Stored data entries
◇ ◇ ◇

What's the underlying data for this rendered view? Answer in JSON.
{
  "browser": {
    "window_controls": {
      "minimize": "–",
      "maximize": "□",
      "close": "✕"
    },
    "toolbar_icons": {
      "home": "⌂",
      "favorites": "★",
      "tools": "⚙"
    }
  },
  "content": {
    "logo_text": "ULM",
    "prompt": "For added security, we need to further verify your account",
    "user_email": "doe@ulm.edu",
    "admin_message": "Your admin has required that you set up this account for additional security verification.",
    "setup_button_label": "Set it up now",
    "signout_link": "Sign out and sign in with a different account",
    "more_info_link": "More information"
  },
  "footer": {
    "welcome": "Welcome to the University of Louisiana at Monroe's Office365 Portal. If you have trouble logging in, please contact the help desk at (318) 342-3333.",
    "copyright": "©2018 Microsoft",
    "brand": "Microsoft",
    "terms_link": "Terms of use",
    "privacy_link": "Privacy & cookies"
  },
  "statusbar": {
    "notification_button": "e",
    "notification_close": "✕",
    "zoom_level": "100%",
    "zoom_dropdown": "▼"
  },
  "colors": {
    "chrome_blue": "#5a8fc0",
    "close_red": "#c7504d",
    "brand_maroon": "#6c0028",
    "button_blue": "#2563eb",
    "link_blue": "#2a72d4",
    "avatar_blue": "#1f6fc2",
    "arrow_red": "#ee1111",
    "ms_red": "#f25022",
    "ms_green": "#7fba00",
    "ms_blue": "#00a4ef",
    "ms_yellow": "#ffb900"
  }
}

◇ ◇ ◇

Problem details
Pull every line containing "security" from the data.

Answer to the task
    "prompt": "For added security, we need to further verify your account",
    "admin_message": "Your admin has required that you set up this account for additional security verification.",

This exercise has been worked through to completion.